-- START OF GIVEN DATA --
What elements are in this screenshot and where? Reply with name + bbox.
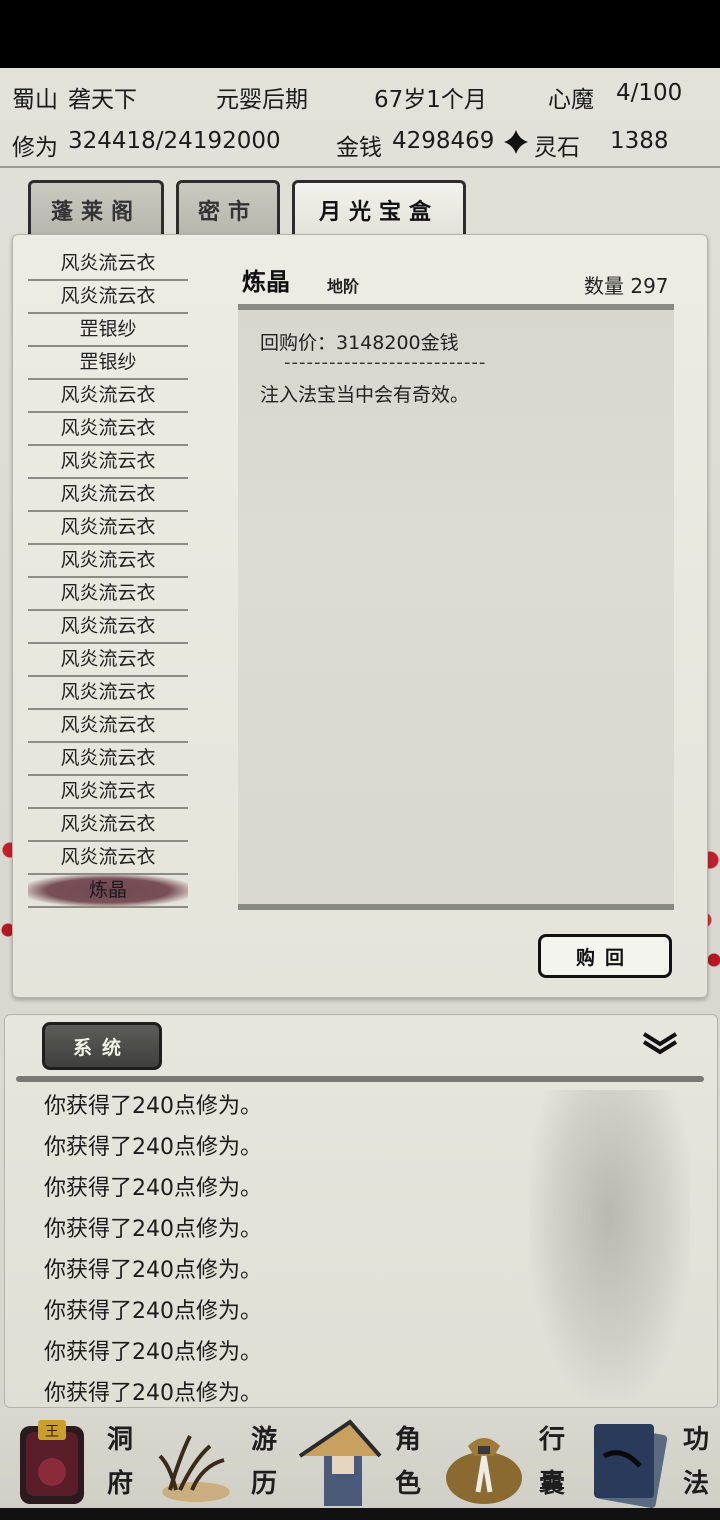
nav-label-bottom: 府 <box>106 1469 133 1499</box>
device-status-bar <box>0 0 720 68</box>
log-divider <box>16 1076 704 1082</box>
list-item[interactable]: 风炎流云衣 <box>28 545 188 578</box>
item-list: 风炎流云衣 风炎流云衣 罡银纱 罡银纱 风炎流云衣 风炎流云衣 风炎流云衣 风炎… <box>28 248 188 908</box>
log-message: 你获得了240点修为。 <box>44 1094 262 1119</box>
money-value: 4298469 <box>392 128 495 154</box>
nav-travel[interactable]: 游 历 <box>144 1408 288 1512</box>
list-item[interactable]: 风炎流云衣 <box>28 479 188 512</box>
list-item[interactable]: 风炎流云衣 <box>28 710 188 743</box>
cultivation-label: 修为 <box>12 135 58 161</box>
player-name: 砻天下 <box>68 87 137 113</box>
nav-label-top: 洞 <box>106 1425 133 1455</box>
nav-label-bottom: 法 <box>682 1469 709 1499</box>
age-label: 67岁1个月 <box>374 87 487 113</box>
bag-icon <box>446 1438 522 1504</box>
list-item[interactable]: 风炎流云衣 <box>28 512 188 545</box>
list-item[interactable]: 风炎流云衣 <box>28 380 188 413</box>
list-item[interactable]: 风炎流云衣 <box>28 611 188 644</box>
nav-label-top: 功 <box>682 1425 709 1455</box>
list-item[interactable]: 风炎流云衣 <box>28 776 188 809</box>
list-item-selected[interactable]: 炼晶 <box>28 875 188 908</box>
quantity-value: 297 <box>630 274 669 298</box>
technique-book-icon <box>594 1424 668 1508</box>
cultivation-value: 324418/24192000 <box>68 128 281 154</box>
nav-label-bottom: 色 <box>394 1469 421 1499</box>
realm-label: 元婴后期 <box>216 87 308 113</box>
nav-label-top: 角 <box>394 1425 421 1455</box>
travel-icon <box>158 1435 230 1502</box>
nav-cave-dwelling[interactable]: 王 洞 府 <box>0 1408 144 1512</box>
header-divider <box>0 166 720 168</box>
item-quantity: 数量 297 <box>584 270 669 299</box>
money-label: 金钱 <box>336 135 382 161</box>
heart-demon-value: 4/100 <box>616 80 683 106</box>
list-item[interactable]: 风炎流云衣 <box>28 446 188 479</box>
list-item[interactable]: 风炎流云衣 <box>28 842 188 875</box>
nav-label-top: 行 <box>538 1425 565 1455</box>
buyback-button[interactable]: 购回 <box>538 934 672 978</box>
list-item[interactable]: 罡银纱 <box>28 314 188 347</box>
gesture-bar <box>0 1508 720 1520</box>
list-item[interactable]: 风炎流云衣 <box>28 248 188 281</box>
tab-penglai-pavilion[interactable]: 蓬莱阁 <box>28 180 164 236</box>
nav-technique[interactable]: 功 法 <box>576 1408 720 1512</box>
log-message: 你获得了240点修为。 <box>44 1299 262 1324</box>
list-item[interactable]: 罡银纱 <box>28 347 188 380</box>
log-message: 你获得了240点修为。 <box>44 1217 262 1242</box>
nav-character[interactable]: 角 色 <box>288 1408 432 1512</box>
character-icon <box>298 1419 382 1506</box>
nav-bag[interactable]: 行 囊 <box>432 1408 576 1512</box>
tab-system-log[interactable]: 系统 <box>42 1022 162 1070</box>
detail-divider: --------------------------- <box>284 352 487 373</box>
svg-text:王: 王 <box>45 1424 59 1440</box>
sect-name: 蜀山 <box>12 87 58 113</box>
tab-moonlight-box[interactable]: 月光宝盒 <box>292 180 466 236</box>
log-message: 你获得了240点修为。 <box>44 1381 262 1406</box>
list-item[interactable]: 风炎流云衣 <box>28 743 188 776</box>
quantity-label: 数量 <box>584 274 624 298</box>
list-item[interactable]: 风炎流云衣 <box>28 809 188 842</box>
item-title: 炼晶 <box>242 267 290 296</box>
spirit-stone-label: 灵石 <box>534 135 580 161</box>
item-grade: 地阶 <box>327 277 360 296</box>
nav-label-bottom: 囊 <box>538 1469 565 1499</box>
log-message: 你获得了240点修为。 <box>44 1258 262 1283</box>
list-item[interactable]: 风炎流云衣 <box>28 677 188 710</box>
cave-dwelling-icon: 王 <box>20 1420 84 1504</box>
collapse-chevron-icon[interactable] <box>640 1028 680 1058</box>
log-message: 你获得了240点修为。 <box>44 1135 262 1160</box>
spirit-stone-value: 1388 <box>610 128 669 154</box>
list-item[interactable]: 风炎流云衣 <box>28 644 188 677</box>
list-item[interactable]: 风炎流云衣 <box>28 578 188 611</box>
ink-figure-decoration <box>530 1090 690 1400</box>
item-description: 注入法宝当中会有奇效。 <box>260 384 470 406</box>
nav-label-bottom: 历 <box>250 1469 277 1499</box>
list-item[interactable]: 风炎流云衣 <box>28 281 188 314</box>
buyback-price: 回购价：3148200金钱 <box>260 332 459 354</box>
spirit-stone-icon <box>504 130 528 154</box>
list-item[interactable]: 风炎流云衣 <box>28 413 188 446</box>
nav-label-top: 游 <box>250 1425 277 1455</box>
heart-demon-label: 心魔 <box>548 87 594 113</box>
log-message: 你获得了240点修为。 <box>44 1176 262 1201</box>
tab-secret-market[interactable]: 密市 <box>176 180 280 236</box>
log-message: 你获得了240点修为。 <box>44 1340 262 1365</box>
-- END OF GIVEN DATA --
Output as a JSON list of strings, one per line, the lines between the line containing "nav-label-bottom: 府 <box>106" and the line containing "technique-book-icon <box>594 1424", inclusive, leaving out any blank lines.

[
  "nav-label-bottom: 府 <box>106 1469 133 1499</box>",
  "device-status-bar <box>0 0 720 68</box>",
  "log-divider <box>16 1076 704 1082</box>",
  "list-item[interactable]: 风炎流云衣 <box>28 545 188 578</box>",
  "item-list: 风炎流云衣 风炎流云衣 罡银纱 罡银纱 风炎流云衣 风炎流云衣 风炎流云衣 风炎… <box>28 248 188 908</box>",
  "log-message: 你获得了240点修为。 <box>44 1094 262 1119</box>",
  "money-value: 4298469 <box>392 128 495 154</box>",
  "nav-travel[interactable]: 游 历 <box>144 1408 288 1512</box>",
  "list-item[interactable]: 风炎流云衣 <box>28 479 188 512</box>",
  "list-item[interactable]: 风炎流云衣 <box>28 710 188 743</box>",
  "cultivation-label: 修为 <box>12 135 58 161</box>",
  "player-name: 砻天下 <box>68 87 137 113</box>",
  "nav-label-top: 洞 <box>106 1425 133 1455</box>",
  "nav-label-bottom: 法 <box>682 1469 709 1499</box>",
  "age-label: 67岁1个月 <box>374 87 487 113</box>",
  "bag-icon <box>446 1438 522 1504</box>",
  "list-item[interactable]: 风炎流云衣 <box>28 512 188 545</box>",
  "list-item[interactable]: 风炎流云衣 <box>28 380 188 413</box>",
  "list-item[interactable]: 风炎流云衣 <box>28 611 188 644</box>",
  "nav-label-top: 功 <box>682 1425 709 1455</box>",
  "list-item[interactable]: 风炎流云衣 <box>28 776 188 809</box>",
  "list-item-selected[interactable]: 炼晶 <box>28 875 188 908</box>",
  "quantity-value: 297 <box>630 274 669 298</box>",
  "technique-book-icon <box>594 1424 668 1508</box>"
]